[Dataset rows]
────

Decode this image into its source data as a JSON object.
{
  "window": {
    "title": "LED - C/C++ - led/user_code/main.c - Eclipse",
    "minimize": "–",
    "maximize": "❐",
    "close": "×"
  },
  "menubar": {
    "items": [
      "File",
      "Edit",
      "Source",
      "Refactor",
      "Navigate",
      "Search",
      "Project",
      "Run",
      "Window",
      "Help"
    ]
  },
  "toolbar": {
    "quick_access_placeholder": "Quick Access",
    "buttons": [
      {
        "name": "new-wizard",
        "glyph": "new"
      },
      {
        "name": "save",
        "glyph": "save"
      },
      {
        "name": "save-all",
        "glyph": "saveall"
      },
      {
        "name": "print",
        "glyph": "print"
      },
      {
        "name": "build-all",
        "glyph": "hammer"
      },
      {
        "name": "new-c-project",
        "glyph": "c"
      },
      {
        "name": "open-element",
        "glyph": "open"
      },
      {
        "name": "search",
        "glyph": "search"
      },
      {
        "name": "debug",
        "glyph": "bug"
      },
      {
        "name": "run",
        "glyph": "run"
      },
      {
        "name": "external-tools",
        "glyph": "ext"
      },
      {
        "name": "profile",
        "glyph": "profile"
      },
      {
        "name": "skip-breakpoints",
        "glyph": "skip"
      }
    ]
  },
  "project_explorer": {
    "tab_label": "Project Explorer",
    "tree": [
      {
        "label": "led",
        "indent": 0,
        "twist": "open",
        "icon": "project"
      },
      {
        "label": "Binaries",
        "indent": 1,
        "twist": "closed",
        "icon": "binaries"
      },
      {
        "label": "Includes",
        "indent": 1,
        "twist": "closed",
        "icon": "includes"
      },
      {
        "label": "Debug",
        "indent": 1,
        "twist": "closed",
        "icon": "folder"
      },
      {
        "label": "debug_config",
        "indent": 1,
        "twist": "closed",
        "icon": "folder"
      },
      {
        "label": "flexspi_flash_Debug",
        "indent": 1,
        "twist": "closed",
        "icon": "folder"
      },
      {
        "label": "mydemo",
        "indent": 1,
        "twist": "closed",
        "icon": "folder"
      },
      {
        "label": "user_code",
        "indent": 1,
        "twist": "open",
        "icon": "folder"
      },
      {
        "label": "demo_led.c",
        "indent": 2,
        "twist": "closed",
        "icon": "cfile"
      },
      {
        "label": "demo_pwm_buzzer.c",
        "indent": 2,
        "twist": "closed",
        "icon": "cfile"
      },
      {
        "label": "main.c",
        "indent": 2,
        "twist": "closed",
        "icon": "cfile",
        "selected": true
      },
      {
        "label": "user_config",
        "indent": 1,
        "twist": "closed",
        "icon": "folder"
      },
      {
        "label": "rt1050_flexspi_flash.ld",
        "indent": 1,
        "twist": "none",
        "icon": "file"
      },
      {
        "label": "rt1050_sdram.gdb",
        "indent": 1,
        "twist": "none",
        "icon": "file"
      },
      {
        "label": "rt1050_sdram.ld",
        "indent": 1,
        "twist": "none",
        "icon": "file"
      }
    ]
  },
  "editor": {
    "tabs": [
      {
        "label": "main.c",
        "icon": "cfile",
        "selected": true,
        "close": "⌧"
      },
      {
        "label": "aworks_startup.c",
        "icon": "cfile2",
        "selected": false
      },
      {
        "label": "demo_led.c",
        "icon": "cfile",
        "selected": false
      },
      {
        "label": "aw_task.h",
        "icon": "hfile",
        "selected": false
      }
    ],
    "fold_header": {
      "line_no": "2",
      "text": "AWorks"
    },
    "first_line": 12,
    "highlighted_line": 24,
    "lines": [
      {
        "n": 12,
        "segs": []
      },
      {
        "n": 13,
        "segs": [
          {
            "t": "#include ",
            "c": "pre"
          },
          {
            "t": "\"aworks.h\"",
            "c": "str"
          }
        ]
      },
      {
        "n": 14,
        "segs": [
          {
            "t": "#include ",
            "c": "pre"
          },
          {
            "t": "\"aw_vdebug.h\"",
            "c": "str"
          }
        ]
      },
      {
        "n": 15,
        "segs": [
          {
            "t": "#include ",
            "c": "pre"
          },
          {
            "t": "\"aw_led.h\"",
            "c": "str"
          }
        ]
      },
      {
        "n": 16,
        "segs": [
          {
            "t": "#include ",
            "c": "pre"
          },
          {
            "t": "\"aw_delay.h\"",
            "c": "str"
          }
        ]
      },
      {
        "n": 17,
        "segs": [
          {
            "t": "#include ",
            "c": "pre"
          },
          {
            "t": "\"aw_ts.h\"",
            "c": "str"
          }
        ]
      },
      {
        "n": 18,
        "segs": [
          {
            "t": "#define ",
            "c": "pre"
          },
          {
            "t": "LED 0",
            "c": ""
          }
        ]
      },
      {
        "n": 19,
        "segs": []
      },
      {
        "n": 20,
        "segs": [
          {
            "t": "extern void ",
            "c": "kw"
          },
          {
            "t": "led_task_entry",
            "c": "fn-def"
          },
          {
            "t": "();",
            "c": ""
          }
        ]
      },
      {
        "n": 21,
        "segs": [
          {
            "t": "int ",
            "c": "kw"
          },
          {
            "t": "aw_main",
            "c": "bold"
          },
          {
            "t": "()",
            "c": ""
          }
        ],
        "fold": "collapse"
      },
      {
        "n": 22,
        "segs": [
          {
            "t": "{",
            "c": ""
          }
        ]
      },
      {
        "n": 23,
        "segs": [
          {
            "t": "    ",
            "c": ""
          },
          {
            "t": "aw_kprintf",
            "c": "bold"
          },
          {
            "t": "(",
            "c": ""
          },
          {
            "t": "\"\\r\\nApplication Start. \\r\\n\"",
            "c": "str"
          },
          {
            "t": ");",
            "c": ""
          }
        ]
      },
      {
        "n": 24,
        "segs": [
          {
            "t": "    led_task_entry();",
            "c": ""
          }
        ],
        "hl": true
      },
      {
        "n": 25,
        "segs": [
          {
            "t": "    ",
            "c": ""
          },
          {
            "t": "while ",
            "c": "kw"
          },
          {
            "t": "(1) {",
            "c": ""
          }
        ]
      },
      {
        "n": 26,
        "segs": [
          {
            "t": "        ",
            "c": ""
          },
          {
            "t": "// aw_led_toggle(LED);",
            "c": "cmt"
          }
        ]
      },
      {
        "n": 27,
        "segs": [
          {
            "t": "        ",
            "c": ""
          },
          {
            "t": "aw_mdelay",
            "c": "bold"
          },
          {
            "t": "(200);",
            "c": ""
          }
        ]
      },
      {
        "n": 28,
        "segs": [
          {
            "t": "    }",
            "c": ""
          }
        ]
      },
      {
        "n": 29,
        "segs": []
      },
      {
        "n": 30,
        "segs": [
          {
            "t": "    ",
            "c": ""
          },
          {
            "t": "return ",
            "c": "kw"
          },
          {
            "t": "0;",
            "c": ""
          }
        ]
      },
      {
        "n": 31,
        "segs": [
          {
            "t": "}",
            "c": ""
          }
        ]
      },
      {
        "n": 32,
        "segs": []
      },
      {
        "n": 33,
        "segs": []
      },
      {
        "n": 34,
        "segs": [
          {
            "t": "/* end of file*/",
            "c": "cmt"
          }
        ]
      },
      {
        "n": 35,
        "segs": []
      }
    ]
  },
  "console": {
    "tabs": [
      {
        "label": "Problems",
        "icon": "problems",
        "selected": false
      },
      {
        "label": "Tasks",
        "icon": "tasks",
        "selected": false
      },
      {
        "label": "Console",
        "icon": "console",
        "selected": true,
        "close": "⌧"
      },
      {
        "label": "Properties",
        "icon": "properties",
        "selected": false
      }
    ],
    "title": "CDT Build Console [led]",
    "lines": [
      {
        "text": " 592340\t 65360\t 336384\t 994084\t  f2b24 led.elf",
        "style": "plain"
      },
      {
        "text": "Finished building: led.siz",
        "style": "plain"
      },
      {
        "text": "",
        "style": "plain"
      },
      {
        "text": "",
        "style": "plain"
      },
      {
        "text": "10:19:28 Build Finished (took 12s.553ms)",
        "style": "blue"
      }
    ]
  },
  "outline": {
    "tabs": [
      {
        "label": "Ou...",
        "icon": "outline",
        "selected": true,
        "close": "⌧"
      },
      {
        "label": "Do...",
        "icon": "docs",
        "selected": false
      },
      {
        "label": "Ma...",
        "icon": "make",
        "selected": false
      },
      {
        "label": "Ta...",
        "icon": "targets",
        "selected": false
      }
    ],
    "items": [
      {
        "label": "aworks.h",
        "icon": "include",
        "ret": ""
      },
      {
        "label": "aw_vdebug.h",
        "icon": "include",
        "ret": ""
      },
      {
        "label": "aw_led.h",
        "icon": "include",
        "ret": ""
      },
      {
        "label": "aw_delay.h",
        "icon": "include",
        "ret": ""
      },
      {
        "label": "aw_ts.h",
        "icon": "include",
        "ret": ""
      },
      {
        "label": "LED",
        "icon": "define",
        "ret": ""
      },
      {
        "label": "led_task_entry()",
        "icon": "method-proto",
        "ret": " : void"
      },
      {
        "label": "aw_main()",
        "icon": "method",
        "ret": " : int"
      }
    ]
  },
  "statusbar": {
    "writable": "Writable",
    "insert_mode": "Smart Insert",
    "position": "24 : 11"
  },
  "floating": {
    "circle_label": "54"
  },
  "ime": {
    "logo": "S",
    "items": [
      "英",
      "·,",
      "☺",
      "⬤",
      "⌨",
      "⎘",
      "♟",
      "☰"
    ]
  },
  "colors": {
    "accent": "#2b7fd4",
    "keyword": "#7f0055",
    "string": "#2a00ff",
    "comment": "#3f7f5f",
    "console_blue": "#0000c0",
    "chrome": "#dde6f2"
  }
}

────

** YOUR TASK **
Select every line of the material above holding the word "open" and copy it.

** OUTPUT FOR THIS EXERCISE **
        "name": "open-element",
        "glyph": "open"
        "twist": "open",
        "twist": "open",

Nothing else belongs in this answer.